DATA TO USE:

===============

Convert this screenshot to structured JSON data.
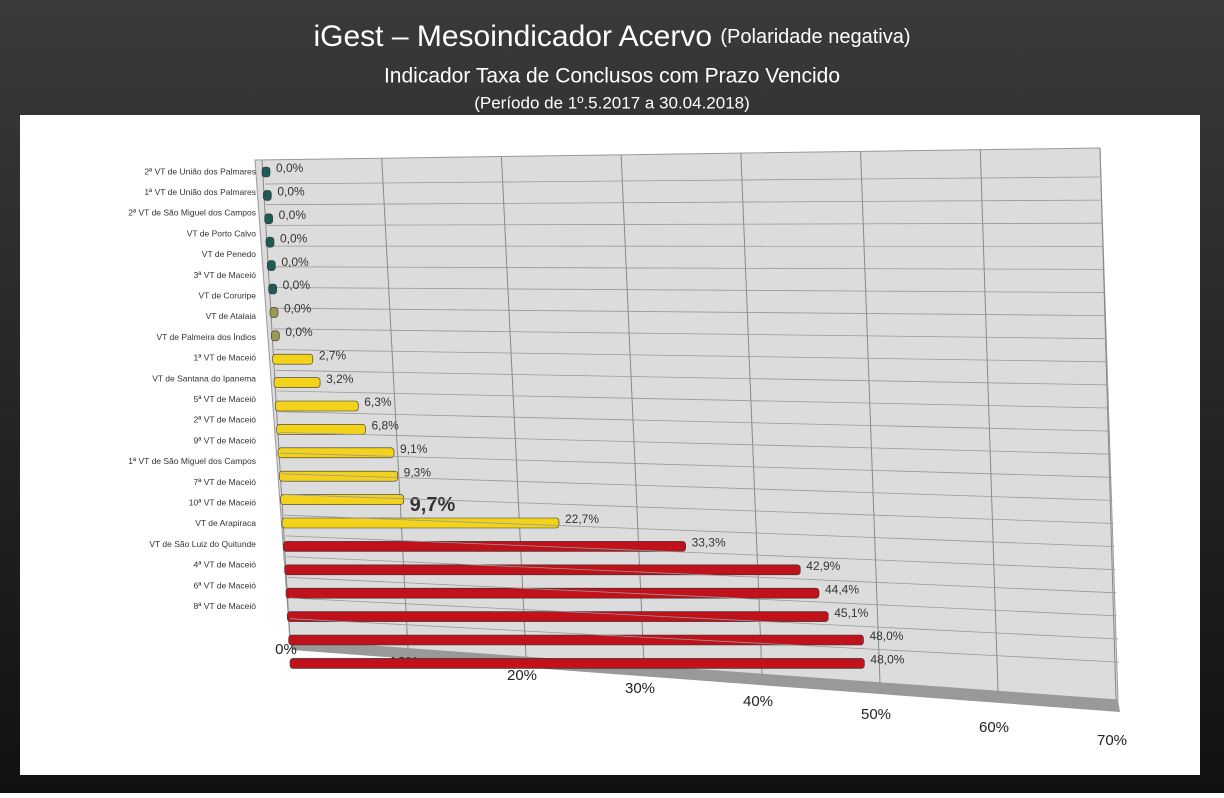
{
  "chart_data": {
    "type": "bar",
    "orientation": "horizontal",
    "title": "iGest – Mesoindicador Acervo",
    "title_note": "(Polaridade negativa)",
    "subtitle": "Indicador Taxa de Conclusos com Prazo Vencido",
    "period": "(Período de 1º.5.2017  a  30.04.2018)",
    "categories": [
      "2ª VT de União dos Palmares",
      "1ª VT de União dos Palmares",
      "2ª VT de São Miguel dos Campos",
      "VT de Porto Calvo",
      "VT de Penedo",
      "3ª VT de Maceió",
      "VT de Coruripe",
      "VT de Atalaia",
      "VT de Palmeira dos Índios",
      "1ª VT de Maceió",
      "VT de Santana do Ipanema",
      "5ª VT de Maceió",
      "2ª VT de Maceió",
      "9ª VT de Maceió",
      "1ª VT de São Miguel dos Campos",
      "7ª VT de Maceió",
      "10ª VT de Maceió",
      "VT de Arapiraca",
      "VT de São Luiz do Quitunde",
      "4ª VT de Maceió",
      "6ª VT de Maceió",
      "8ª VT de Maceió"
    ],
    "values": [
      0,
      0,
      0,
      0,
      0,
      0,
      0,
      0,
      2.7,
      3.2,
      6.3,
      6.8,
      9.1,
      9.3,
      9.7,
      22.7,
      33.3,
      42.9,
      44.4,
      45.1,
      48.0,
      48.0
    ],
    "value_labels": [
      "0,0%",
      "0,0%",
      "0,0%",
      "0,0%",
      "0,0%",
      "0,0%",
      "0,0%",
      "0,0%",
      "2,7%",
      "3,2%",
      "6,3%",
      "6,8%",
      "9,1%",
      "9,3%",
      "9,7%",
      "22,7%",
      "33,3%",
      "42,9%",
      "44,4%",
      "45,1%",
      "48,0%",
      "48,0%"
    ],
    "colors": [
      "#1e5b57",
      "#1e5b57",
      "#1e5b57",
      "#1e5b57",
      "#1e5b57",
      "#1e5b57",
      "#9a9a55",
      "#9a9a55",
      "#f2d21a",
      "#f2d21a",
      "#f2d21a",
      "#f2d21a",
      "#f2d21a",
      "#f2d21a",
      "#f2d21a",
      "#f2d21a",
      "#c0121a",
      "#c0121a",
      "#c0121a",
      "#c0121a",
      "#c0121a",
      "#c0121a"
    ],
    "xlim": [
      0,
      70
    ],
    "xticks": [
      {
        "value": 0,
        "label": "0%"
      },
      {
        "value": 10,
        "label": "10%"
      },
      {
        "value": 20,
        "label": "20%"
      },
      {
        "value": 30,
        "label": "30%"
      },
      {
        "value": 40,
        "label": "40%"
      },
      {
        "value": 50,
        "label": "50%"
      },
      {
        "value": 60,
        "label": "60%"
      },
      {
        "value": 70,
        "label": "70%"
      }
    ],
    "grid": true
  }
}
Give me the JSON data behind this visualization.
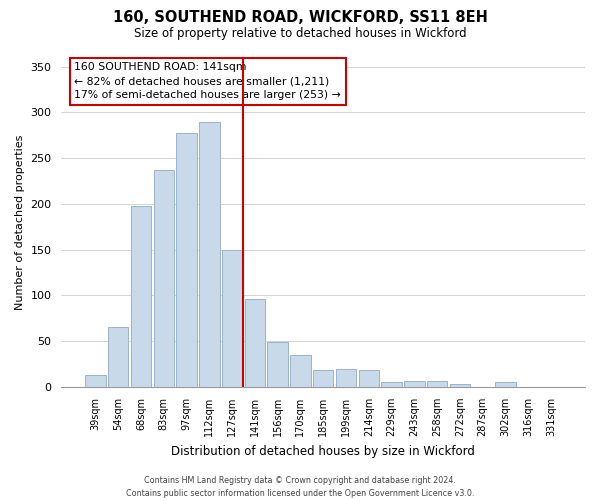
{
  "title": "160, SOUTHEND ROAD, WICKFORD, SS11 8EH",
  "subtitle": "Size of property relative to detached houses in Wickford",
  "xlabel": "Distribution of detached houses by size in Wickford",
  "ylabel": "Number of detached properties",
  "categories": [
    "39sqm",
    "54sqm",
    "68sqm",
    "83sqm",
    "97sqm",
    "112sqm",
    "127sqm",
    "141sqm",
    "156sqm",
    "170sqm",
    "185sqm",
    "199sqm",
    "214sqm",
    "229sqm",
    "243sqm",
    "258sqm",
    "272sqm",
    "287sqm",
    "302sqm",
    "316sqm",
    "331sqm"
  ],
  "values": [
    13,
    66,
    198,
    237,
    277,
    289,
    150,
    96,
    49,
    35,
    18,
    20,
    18,
    5,
    7,
    7,
    3,
    0,
    5,
    0,
    0
  ],
  "bar_color": "#c8daea",
  "bar_edge_color": "#9ab4cc",
  "highlight_line_index": 6,
  "highlight_color": "#cc0000",
  "ylim": [
    0,
    360
  ],
  "yticks": [
    0,
    50,
    100,
    150,
    200,
    250,
    300,
    350
  ],
  "annotation_title": "160 SOUTHEND ROAD: 141sqm",
  "annotation_line1": "← 82% of detached houses are smaller (1,211)",
  "annotation_line2": "17% of semi-detached houses are larger (253) →",
  "annotation_box_color": "#ffffff",
  "annotation_box_edge": "#cc0000",
  "footer_line1": "Contains HM Land Registry data © Crown copyright and database right 2024.",
  "footer_line2": "Contains public sector information licensed under the Open Government Licence v3.0.",
  "background_color": "#ffffff",
  "grid_color": "#cccccc"
}
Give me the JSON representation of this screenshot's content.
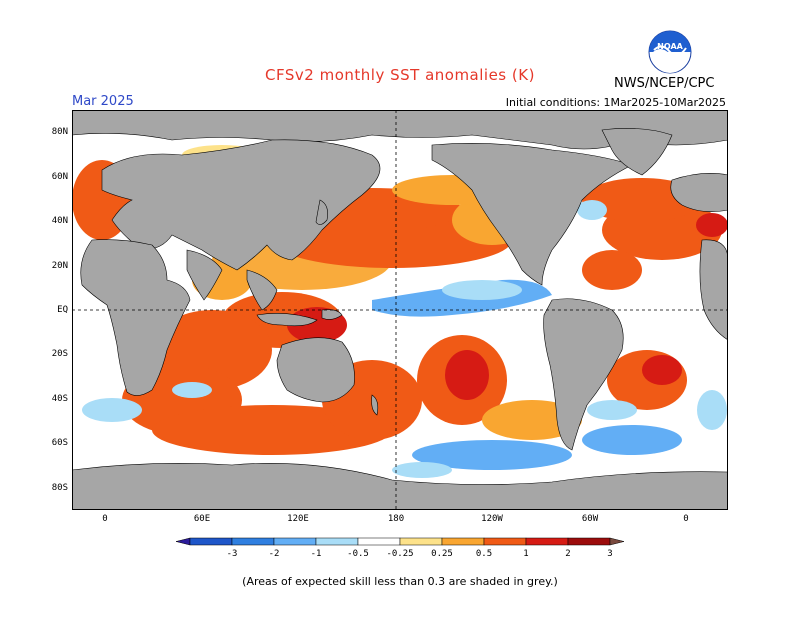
{
  "title": "CFSv2 monthly SST anomalies (K)",
  "forecast_month": "Mar 2025",
  "initial_conditions": "Initial conditions: 1Mar2025-10Mar2025",
  "agency": "NWS/NCEP/CPC",
  "logo_text": "NOAA",
  "footnote": "(Areas of expected skill less than 0.3 are shaded in grey.)",
  "axes": {
    "lat_labels": [
      "80N",
      "60N",
      "40N",
      "20N",
      "EQ",
      "20S",
      "40S",
      "60S",
      "80S"
    ],
    "lon_labels": [
      "0",
      "60E",
      "120E",
      "180",
      "120W",
      "60W",
      "0"
    ]
  },
  "legend": {
    "tick_labels": [
      "-3",
      "-2",
      "-1",
      "-0.5",
      "-0.25",
      "0.25",
      "0.5",
      "1",
      "2",
      "3"
    ],
    "colors": [
      "#2b1b9a",
      "#1e56c9",
      "#2f7fe0",
      "#62aef5",
      "#a9ddf7",
      "#ffffff",
      "#fde28a",
      "#f9a631",
      "#f05a16",
      "#d61b14",
      "#9c0c0c",
      "#7a4a3e"
    ]
  },
  "colors": {
    "land": "#a6a6a6",
    "ocean_neutral": "#ffffff",
    "title": "#e5382a",
    "date": "#2f49c8"
  }
}
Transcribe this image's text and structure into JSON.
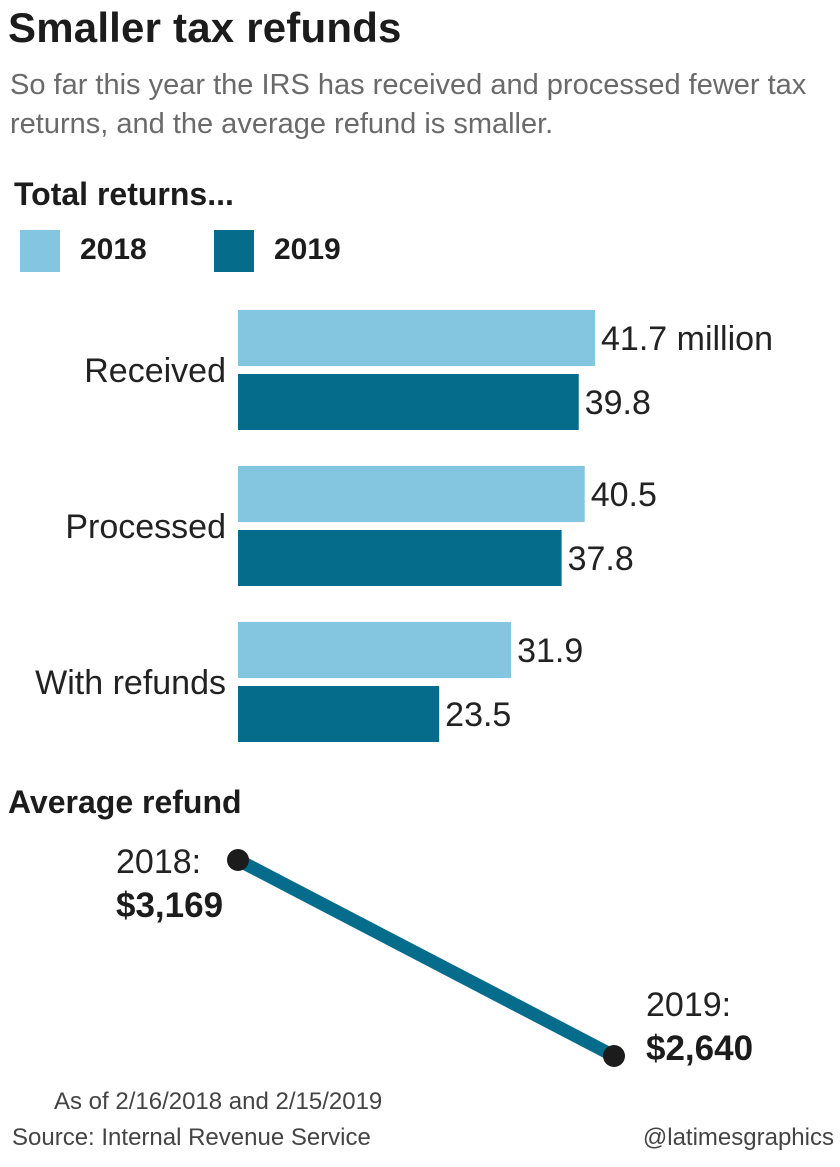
{
  "title": "Smaller tax refunds",
  "subtitle": "So far this year the IRS has received and processed fewer tax returns, and the average refund is smaller.",
  "chart_data": [
    {
      "type": "bar",
      "title": "Total returns...",
      "orientation": "horizontal",
      "categories": [
        "Received",
        "Processed",
        "With refunds"
      ],
      "series": [
        {
          "name": "2018",
          "values": [
            41.7,
            40.5,
            31.9
          ],
          "labels": [
            "41.7 million",
            "40.5",
            "31.9"
          ],
          "color": "#84c6df"
        },
        {
          "name": "2019",
          "values": [
            39.8,
            37.8,
            23.5
          ],
          "labels": [
            "39.8",
            "37.8",
            "23.5"
          ],
          "color": "#056c8c"
        }
      ],
      "unit": "million",
      "xlim": [
        0,
        41.7
      ],
      "grid": false,
      "legend": "top-left"
    },
    {
      "type": "line",
      "title": "Average refund",
      "x": [
        "2018",
        "2019"
      ],
      "values": [
        3169,
        2640
      ],
      "point_labels": [
        {
          "year": "2018:",
          "value": "$3,169"
        },
        {
          "year": "2019:",
          "value": "$2,640"
        }
      ],
      "ylim": [
        2640,
        3169
      ],
      "color": "#056c8c",
      "marker_color": "#1c1c1c"
    }
  ],
  "footer": {
    "note": "As of 2/16/2018 and 2/15/2019",
    "source": "Source: Internal Revenue Service",
    "credit": "@latimesgraphics"
  }
}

===============

THE TASK: Pull out every line of the entries that includes the word "returns".

WORKED SOLUTION:
  "subtitle": "So far this year the IRS has received and processed fewer tax returns, and the average refund is smaller.",
      "title": "Total returns...",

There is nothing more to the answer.